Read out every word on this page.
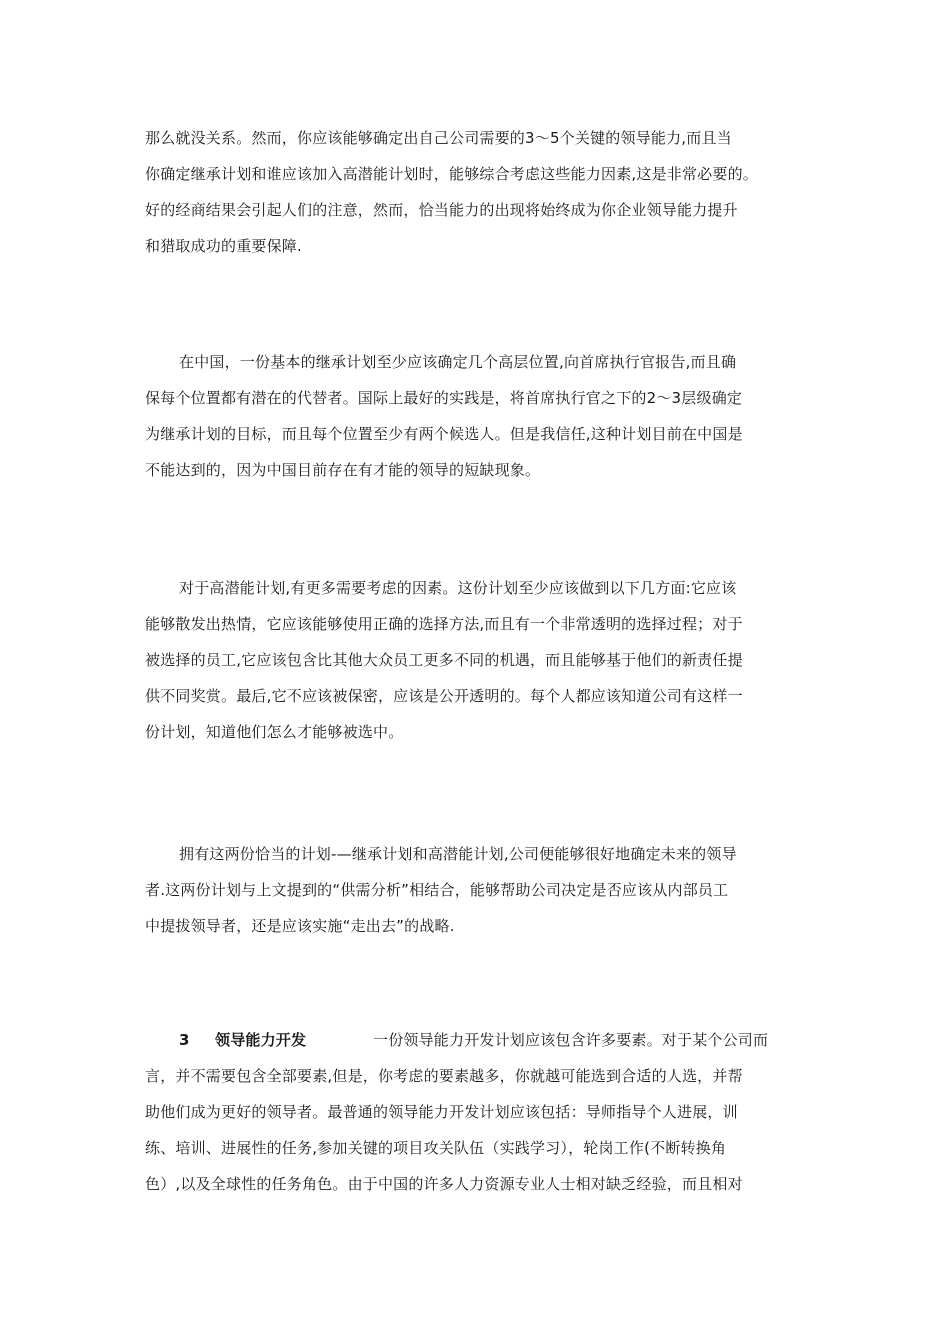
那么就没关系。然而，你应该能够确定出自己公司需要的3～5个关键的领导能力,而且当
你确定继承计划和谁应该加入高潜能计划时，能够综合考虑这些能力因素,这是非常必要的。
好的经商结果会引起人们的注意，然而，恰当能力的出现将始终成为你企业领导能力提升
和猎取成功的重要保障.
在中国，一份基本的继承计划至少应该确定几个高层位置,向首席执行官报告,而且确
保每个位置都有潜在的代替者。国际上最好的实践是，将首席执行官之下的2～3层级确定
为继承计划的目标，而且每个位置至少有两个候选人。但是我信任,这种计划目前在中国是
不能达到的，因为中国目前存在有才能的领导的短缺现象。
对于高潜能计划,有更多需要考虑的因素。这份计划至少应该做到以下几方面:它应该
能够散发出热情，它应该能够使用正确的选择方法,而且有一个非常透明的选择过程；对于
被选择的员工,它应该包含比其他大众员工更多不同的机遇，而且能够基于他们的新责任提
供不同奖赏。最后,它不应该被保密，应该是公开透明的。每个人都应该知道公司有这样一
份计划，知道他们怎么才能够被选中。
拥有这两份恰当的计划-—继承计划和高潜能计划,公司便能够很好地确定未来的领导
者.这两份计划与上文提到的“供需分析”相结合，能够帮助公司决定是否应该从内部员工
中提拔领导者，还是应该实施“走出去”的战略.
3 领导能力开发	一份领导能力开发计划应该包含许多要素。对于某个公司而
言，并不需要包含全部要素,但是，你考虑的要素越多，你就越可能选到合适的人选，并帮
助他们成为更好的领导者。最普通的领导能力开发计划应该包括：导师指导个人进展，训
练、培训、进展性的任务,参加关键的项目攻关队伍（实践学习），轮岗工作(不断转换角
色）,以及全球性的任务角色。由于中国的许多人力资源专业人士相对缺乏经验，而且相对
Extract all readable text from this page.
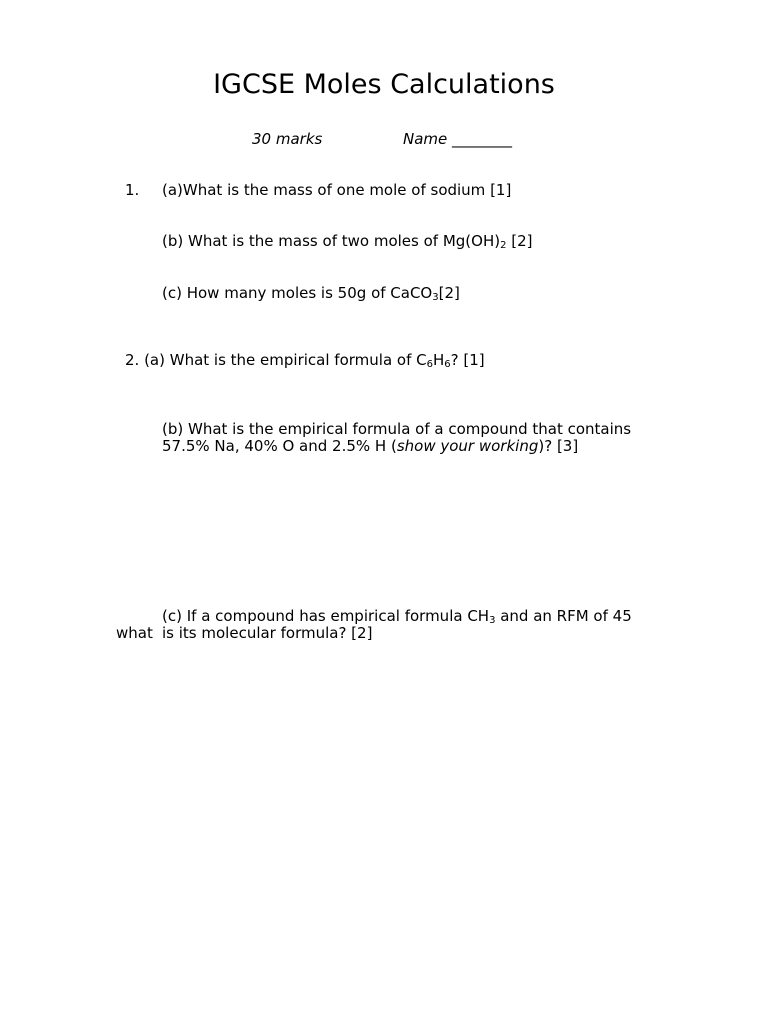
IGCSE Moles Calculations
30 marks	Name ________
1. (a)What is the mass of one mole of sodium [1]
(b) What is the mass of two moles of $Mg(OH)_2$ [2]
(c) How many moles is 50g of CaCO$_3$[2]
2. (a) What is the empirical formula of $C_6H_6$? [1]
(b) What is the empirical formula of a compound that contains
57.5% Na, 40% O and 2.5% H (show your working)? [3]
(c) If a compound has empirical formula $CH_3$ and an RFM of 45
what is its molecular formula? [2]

Your objective: Repeat each entry exactly as given; no pictures belong in the copy.

In response:
Read out every word on this page.
那么就没关系。然而，你应该能够确定出自己公司需要的3～5个关键的领导能力,而且当
你确定继承计划和谁应该加入高潜能计划时，能够综合考虑这些能力因素,这是非常必要的。
好的经商结果会引起人们的注意，然而，恰当能力的出现将始终成为你企业领导能力提升
和猎取成功的重要保障.
在中国，一份基本的继承计划至少应该确定几个高层位置,向首席执行官报告,而且确
保每个位置都有潜在的代替者。国际上最好的实践是，将首席执行官之下的2～3层级确定
为继承计划的目标，而且每个位置至少有两个候选人。但是我信任,这种计划目前在中国是
不能达到的，因为中国目前存在有才能的领导的短缺现象。
对于高潜能计划,有更多需要考虑的因素。这份计划至少应该做到以下几方面:它应该
能够散发出热情，它应该能够使用正确的选择方法,而且有一个非常透明的选择过程；对于
被选择的员工,它应该包含比其他大众员工更多不同的机遇，而且能够基于他们的新责任提
供不同奖赏。最后,它不应该被保密，应该是公开透明的。每个人都应该知道公司有这样一
份计划，知道他们怎么才能够被选中。
拥有这两份恰当的计划-—继承计划和高潜能计划,公司便能够很好地确定未来的领导
者.这两份计划与上文提到的“供需分析”相结合，能够帮助公司决定是否应该从内部员工
中提拔领导者，还是应该实施“走出去”的战略.
3 领导能力开发	一份领导能力开发计划应该包含许多要素。对于某个公司而
言，并不需要包含全部要素,但是，你考虑的要素越多，你就越可能选到合适的人选，并帮
助他们成为更好的领导者。最普通的领导能力开发计划应该包括：导师指导个人进展，训
练、培训、进展性的任务,参加关键的项目攻关队伍（实践学习），轮岗工作(不断转换角
色）,以及全球性的任务角色。由于中国的许多人力资源专业人士相对缺乏经验，而且相对
Extract all readable text from this page.
IGCSE Moles Calculations
30 marks	Name ________
1. (a)What is the mass of one mole of sodium [1]
(b) What is the mass of two moles of $Mg(OH)_2$ [2]
(c) How many moles is 50g of CaCO$_3$[2]
2. (a) What is the empirical formula of $C_6H_6$? [1]
(b) What is the empirical formula of a compound that contains
57.5% Na, 40% O and 2.5% H (show your working)? [3]
(c) If a compound has empirical formula $CH_3$ and an RFM of 45
what is its molecular formula? [2]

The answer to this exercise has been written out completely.